■ **LATIHAN SINGKAT 1**
Terjemahkan kalimat berikut dari artikel tentang putusan praperadilan warga Maba Sangaji ke dalam bahasa Inggris: "Juru Kampanye Mineral Kritis Trend Asia, Arko Tarigan, menyebut penetapan tersangka terhadap 11 warga Maba Sangaji ini adalah kriminalisasi SLAPP (strategic lawsuit against public participation) dan pembungkaman bagi masyarakat yang mempertahankan lingkungannya."
■ **LATIHAN SINGKAT 2**
Menurut artikel tentang putusan praperadilan warga Maba Sangaji, pengadilan mana yang menyatakan sah penetapan tersangka terhadap 11 warga tersebut?
■ **LATIHAN SINGKAT 3**
Tuliskan ulang bagian artikel tentang putusan praperadilan warga Maba Sangaji antara "Putusan Praperadilan Warga" dan "dari upaya perusakan.", inklusif.

■ **ARTIKEL**
^^^^^^^^^^^^^^^^

Putusan Praperadilan Warga Sangaji: Jangan Membela Diri di Haltim
Penulis : Raden Ariyo Wicaksono
Hukum
Rabu, 18 Juni 2025
Editor : Yosep Suprayogi
BETAHITA.ID - Penetapan tersangka terhadap 11 warga Maba Sangaji, Halmahera Timur (Haltim) yang bersengketa dengan tambang nikel PT Position, dianggap sah oleh Pengadilan Negeri (PN) Soasio, Tidore Kepulauan, Maluku Utara (Malut), dalam sebuah putusan praperadilan, Senin (16/6/2025). Trend Asia menilai putusan itu justru melegitimasi tindakan kriminalisasi yang akan membungkam hak konstitusi warga untuk melindungi lingkungan sekaligus tanah adat mereka dari upaya perusakan.
Juru Kampanye Mineral Kritis Trend Asia, Arko Tarigan, menyebut penetapan tersangka terhadap 11 warga Maba Sangaji ini adalah kriminalisasi SLAPP (strategic lawsuit against public participation) dan pembungkaman bagi masyarakat yang mempertahankan lingkungannya.

^^^^^^^^^^^^^^^^

■ **MATERI DITAMPILKAN**

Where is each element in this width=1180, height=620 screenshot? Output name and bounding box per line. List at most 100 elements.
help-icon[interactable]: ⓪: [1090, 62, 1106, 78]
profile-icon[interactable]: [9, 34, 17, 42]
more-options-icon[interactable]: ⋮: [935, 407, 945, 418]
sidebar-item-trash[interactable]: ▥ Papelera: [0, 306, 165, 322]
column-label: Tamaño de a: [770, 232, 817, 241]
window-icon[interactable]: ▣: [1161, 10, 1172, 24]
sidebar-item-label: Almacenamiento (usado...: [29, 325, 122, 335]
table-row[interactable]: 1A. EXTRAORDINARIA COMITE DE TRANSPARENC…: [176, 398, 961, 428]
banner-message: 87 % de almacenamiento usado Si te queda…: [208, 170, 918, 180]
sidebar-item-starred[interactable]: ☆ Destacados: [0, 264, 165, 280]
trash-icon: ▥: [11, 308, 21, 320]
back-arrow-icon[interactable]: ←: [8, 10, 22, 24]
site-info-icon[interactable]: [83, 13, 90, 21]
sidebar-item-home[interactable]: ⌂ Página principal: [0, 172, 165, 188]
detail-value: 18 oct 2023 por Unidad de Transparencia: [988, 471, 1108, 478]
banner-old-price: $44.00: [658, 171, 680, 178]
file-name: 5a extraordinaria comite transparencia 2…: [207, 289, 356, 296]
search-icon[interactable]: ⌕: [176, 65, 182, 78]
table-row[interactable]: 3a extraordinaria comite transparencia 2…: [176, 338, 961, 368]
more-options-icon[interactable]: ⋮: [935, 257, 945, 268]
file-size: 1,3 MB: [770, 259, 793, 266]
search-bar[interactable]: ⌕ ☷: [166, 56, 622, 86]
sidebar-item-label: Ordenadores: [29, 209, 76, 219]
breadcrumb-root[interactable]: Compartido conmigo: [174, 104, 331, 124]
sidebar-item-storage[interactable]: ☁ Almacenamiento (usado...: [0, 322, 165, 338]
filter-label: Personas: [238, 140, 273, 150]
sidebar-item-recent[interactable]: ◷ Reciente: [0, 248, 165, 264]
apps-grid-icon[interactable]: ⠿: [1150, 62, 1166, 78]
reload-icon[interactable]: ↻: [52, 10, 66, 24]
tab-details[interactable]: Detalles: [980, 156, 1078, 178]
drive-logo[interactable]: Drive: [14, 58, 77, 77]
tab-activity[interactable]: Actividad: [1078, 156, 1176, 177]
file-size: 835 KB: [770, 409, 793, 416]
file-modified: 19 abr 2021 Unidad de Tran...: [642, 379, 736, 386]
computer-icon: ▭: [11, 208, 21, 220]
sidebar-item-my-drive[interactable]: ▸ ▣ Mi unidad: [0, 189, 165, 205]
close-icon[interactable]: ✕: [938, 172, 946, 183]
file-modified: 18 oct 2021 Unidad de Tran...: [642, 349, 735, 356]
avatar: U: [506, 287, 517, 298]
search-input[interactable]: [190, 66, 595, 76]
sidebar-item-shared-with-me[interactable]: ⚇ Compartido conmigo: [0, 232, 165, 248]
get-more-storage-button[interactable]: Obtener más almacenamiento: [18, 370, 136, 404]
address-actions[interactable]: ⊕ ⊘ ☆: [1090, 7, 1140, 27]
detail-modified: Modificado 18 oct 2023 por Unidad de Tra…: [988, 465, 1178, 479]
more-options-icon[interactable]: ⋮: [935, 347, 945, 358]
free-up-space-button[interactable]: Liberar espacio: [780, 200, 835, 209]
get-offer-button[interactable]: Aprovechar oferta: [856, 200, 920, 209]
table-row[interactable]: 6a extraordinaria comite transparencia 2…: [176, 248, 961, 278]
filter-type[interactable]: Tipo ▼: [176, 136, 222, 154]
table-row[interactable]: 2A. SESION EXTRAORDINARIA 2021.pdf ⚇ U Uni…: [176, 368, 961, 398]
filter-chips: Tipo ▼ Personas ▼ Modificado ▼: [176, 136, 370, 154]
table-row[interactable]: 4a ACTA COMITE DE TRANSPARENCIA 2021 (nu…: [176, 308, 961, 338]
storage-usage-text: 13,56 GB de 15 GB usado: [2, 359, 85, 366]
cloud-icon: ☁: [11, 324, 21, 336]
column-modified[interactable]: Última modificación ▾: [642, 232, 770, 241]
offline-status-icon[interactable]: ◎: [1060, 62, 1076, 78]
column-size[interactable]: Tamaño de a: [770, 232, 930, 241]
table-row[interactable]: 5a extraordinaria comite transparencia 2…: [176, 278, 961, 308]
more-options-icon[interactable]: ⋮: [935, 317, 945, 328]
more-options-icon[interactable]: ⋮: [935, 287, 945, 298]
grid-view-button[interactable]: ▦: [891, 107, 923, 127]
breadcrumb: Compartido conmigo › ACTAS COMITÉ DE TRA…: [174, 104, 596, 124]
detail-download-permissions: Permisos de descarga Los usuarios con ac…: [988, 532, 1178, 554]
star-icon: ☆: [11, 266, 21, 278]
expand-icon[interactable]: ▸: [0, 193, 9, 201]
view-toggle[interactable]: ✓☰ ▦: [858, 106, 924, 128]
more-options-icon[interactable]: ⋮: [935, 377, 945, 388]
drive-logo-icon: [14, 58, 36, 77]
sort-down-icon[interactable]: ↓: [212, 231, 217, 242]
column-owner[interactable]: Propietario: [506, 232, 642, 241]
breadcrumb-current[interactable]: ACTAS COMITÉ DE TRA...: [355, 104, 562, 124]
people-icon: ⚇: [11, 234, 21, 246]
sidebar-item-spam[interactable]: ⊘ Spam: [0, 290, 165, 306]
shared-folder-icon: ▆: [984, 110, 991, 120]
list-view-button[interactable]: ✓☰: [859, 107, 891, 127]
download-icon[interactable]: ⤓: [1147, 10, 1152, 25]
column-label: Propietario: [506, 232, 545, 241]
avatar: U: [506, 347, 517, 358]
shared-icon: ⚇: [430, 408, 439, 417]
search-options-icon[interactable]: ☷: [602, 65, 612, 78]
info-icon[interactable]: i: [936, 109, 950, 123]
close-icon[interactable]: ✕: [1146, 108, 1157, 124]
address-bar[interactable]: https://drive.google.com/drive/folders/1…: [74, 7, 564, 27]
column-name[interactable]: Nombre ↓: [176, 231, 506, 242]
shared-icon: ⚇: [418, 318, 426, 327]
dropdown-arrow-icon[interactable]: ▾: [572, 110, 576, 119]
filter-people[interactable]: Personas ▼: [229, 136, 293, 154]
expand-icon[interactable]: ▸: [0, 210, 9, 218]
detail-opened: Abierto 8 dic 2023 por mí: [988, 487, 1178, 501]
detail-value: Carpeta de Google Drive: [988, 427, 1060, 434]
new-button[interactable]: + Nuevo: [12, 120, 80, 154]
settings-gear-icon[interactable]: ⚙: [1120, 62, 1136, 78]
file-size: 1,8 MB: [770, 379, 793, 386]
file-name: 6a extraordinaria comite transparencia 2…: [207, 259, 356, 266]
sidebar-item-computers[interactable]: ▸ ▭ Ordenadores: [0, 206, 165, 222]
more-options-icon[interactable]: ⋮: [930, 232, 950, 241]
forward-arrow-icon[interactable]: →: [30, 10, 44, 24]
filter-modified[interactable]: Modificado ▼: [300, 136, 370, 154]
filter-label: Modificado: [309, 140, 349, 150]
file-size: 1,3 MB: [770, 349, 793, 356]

^^^^^^^^^^^^^^^^

■ **JAWABAN LATIHAN 1**
Trend Asia's Critical Minerals Campaigner, Arko Tarigan, called the naming of the 11 Maba Sangaji residents as suspects a SLAPP (strategic lawsuit against public participation) criminalization and a silencing of the community defending its environment.

■ **JAWABAN LATIHAN 2**
Pengadilan Negeri (PN) Soasio, Tidore Kepulauan, Maluku Utara.

■ **JAWABAN LATIHAN 3**
Putusan Praperadilan Warga Sangaji: Jangan Membela Diri di Haltim
Penulis : Raden Ariyo Wicaksono
Hukum
Rabu, 18 Juni 2025
Editor : Yosep Suprayogi
BETAHITA.ID - Penetapan tersangka terhadap 11 warga Maba Sangaji, Halmahera Timur (Haltim) yang bersengketa dengan tambang nikel PT Position, dianggap sah oleh Pengadilan Negeri (PN) Soasio, Tidore Kepulauan, Maluku Utara (Malut), dalam sebuah putusan praperadilan, Senin (16/6/2025). Trend Asia menilai putusan itu justru melegitimasi tindakan kriminalisasi yang akan membungkam hak konstitusi warga untuk melindungi lingkungan sekaligus tanah adat mereka dari upaya perusakan.